Exercise aim: Transcribe every record exactly, omitting none.

Page text dataset records:
-*-
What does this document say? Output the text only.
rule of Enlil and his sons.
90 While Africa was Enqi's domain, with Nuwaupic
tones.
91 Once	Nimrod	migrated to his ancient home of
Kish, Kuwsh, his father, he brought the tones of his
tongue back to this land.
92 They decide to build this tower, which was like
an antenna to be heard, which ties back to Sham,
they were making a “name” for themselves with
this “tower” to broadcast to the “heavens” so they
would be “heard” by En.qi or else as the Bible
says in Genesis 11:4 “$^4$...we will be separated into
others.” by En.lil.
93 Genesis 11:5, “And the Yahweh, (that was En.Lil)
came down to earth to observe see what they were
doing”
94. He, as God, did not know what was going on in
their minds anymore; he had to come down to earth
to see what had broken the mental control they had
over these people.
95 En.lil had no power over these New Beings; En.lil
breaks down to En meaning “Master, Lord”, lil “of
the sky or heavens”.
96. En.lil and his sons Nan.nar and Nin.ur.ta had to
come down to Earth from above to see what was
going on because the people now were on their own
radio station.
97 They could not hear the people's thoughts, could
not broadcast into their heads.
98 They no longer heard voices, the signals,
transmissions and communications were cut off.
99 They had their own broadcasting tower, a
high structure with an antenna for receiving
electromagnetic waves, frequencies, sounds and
-*-
Your response:
What does this document say? Output the text only.
rule of Enlil and his sons.
90 While Africa was Enqi's domain, with Nuwaupic
tones.
91 Once	Nimrod	migrated to his ancient home of
Kish, Kuwsh, his father, he brought the tones of his
tongue back to this land.
92 They decide to build this tower, which was like
an antenna to be heard, which ties back to Sham,
they were making a “name” for themselves with
this “tower” to broadcast to the “heavens” so they
would be “heard” by En.qi or else as the Bible
says in Genesis 11:4 “$^4$...we will be separated into
others.” by En.lil.
93 Genesis 11:5, “And the Yahweh, (that was En.Lil)
came down to earth to observe see what they were
doing”
94. He, as God, did not know what was going on in
their minds anymore; he had to come down to earth
to see what had broken the mental control they had
over these people.
95 En.lil had no power over these New Beings; En.lil
breaks down to En meaning “Master, Lord”, lil “of
the sky or heavens”.
96. En.lil and his sons Nan.nar and Nin.ur.ta had to
come down to Earth from above to see what was
going on because the people now were on their own
radio station.
97 They could not hear the people's thoughts, could
not broadcast into their heads.
98 They no longer heard voices, the signals,
transmissions and communications were cut off.
99 They had their own broadcasting tower, a
high structure with an antenna for receiving
electromagnetic waves, frequencies, sounds and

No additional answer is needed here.